Yapılacak iş — Aşağıdaki listenin bütün satırlarını hiçbir değişiklik yapmadan yeniden yazınız. Resim satırlarını yanıta almayınız.

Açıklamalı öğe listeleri

---

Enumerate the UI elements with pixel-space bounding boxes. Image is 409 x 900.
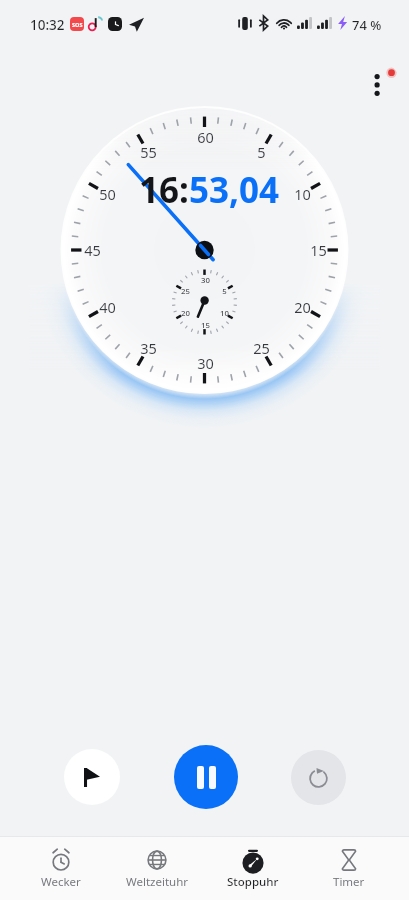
staticText: 30 [201,275,210,286]
button[interactable]: Stoppuhr [205,837,301,900]
button[interactable]: Timer [301,837,397,900]
staticText: 35 [140,338,157,358]
button[interactable]: Pause [174,745,238,809]
staticText: 5 [257,142,266,162]
staticText: Wecker [41,874,81,890]
button[interactable]: Wecker [13,837,109,900]
staticText: 60 [197,127,214,147]
staticText: SOS [72,21,83,28]
staticText: 16:53,04 [139,166,279,214]
staticText: 10:32 [30,16,65,34]
button[interactable]: Reset [291,750,346,805]
staticText: 15 [310,240,327,260]
staticText: Stoppuhr [227,874,279,890]
staticText: Weltzeituhr [126,874,189,890]
staticText: 20 [294,297,311,317]
staticText: 25 [253,338,270,358]
staticText: 45 [84,240,101,260]
staticText: 50 [99,184,116,204]
staticText: 40 [99,297,116,317]
staticText: 74 % [352,16,382,34]
staticText: 25 [181,286,190,297]
staticText: 10 [294,184,311,204]
staticText: 5 [222,286,227,297]
button[interactable]: Lap [64,749,120,805]
staticText: Timer [333,874,365,890]
staticText: 55 [140,142,157,162]
staticText: 30 [197,353,214,373]
staticText: 15 [201,320,210,331]
button[interactable]: Weltzeituhr [109,837,205,900]
button[interactable]: More options [355,62,401,108]
staticText: 20 [181,308,190,319]
staticText: 10 [220,308,229,319]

---

Aşağıdaki çıktı —
Enumerate the UI elements with pixel-space bounding boxes. Image is 409 x 900.
staticText: 30 [201,275,210,286]
button[interactable]: Stoppuhr [205,837,301,900]
button[interactable]: Timer [301,837,397,900]
staticText: 35 [140,338,157,358]
button[interactable]: Pause [174,745,238,809]
staticText: 5 [257,142,266,162]
staticText: Wecker [41,874,81,890]
button[interactable]: Wecker [13,837,109,900]
staticText: 60 [197,127,214,147]
staticText: SOS [72,21,83,28]
staticText: 16:53,04 [139,166,279,214]
staticText: 10:32 [30,16,65,34]
button[interactable]: Reset [291,750,346,805]
staticText: 15 [310,240,327,260]
staticText: Stoppuhr [227,874,279,890]
staticText: Weltzeituhr [126,874,189,890]
staticText: 20 [294,297,311,317]
staticText: 25 [253,338,270,358]
staticText: 45 [84,240,101,260]
staticText: 50 [99,184,116,204]
staticText: 40 [99,297,116,317]
staticText: 74 % [352,16,382,34]
staticText: 25 [181,286,190,297]
staticText: 10 [294,184,311,204]
staticText: 5 [222,286,227,297]
button[interactable]: Lap [64,749,120,805]
staticText: Timer [333,874,365,890]
staticText: 55 [140,142,157,162]
staticText: 30 [197,353,214,373]
staticText: 15 [201,320,210,331]
button[interactable]: Weltzeituhr [109,837,205,900]
button[interactable]: More options [355,62,401,108]
staticText: 20 [181,308,190,319]
staticText: 10 [220,308,229,319]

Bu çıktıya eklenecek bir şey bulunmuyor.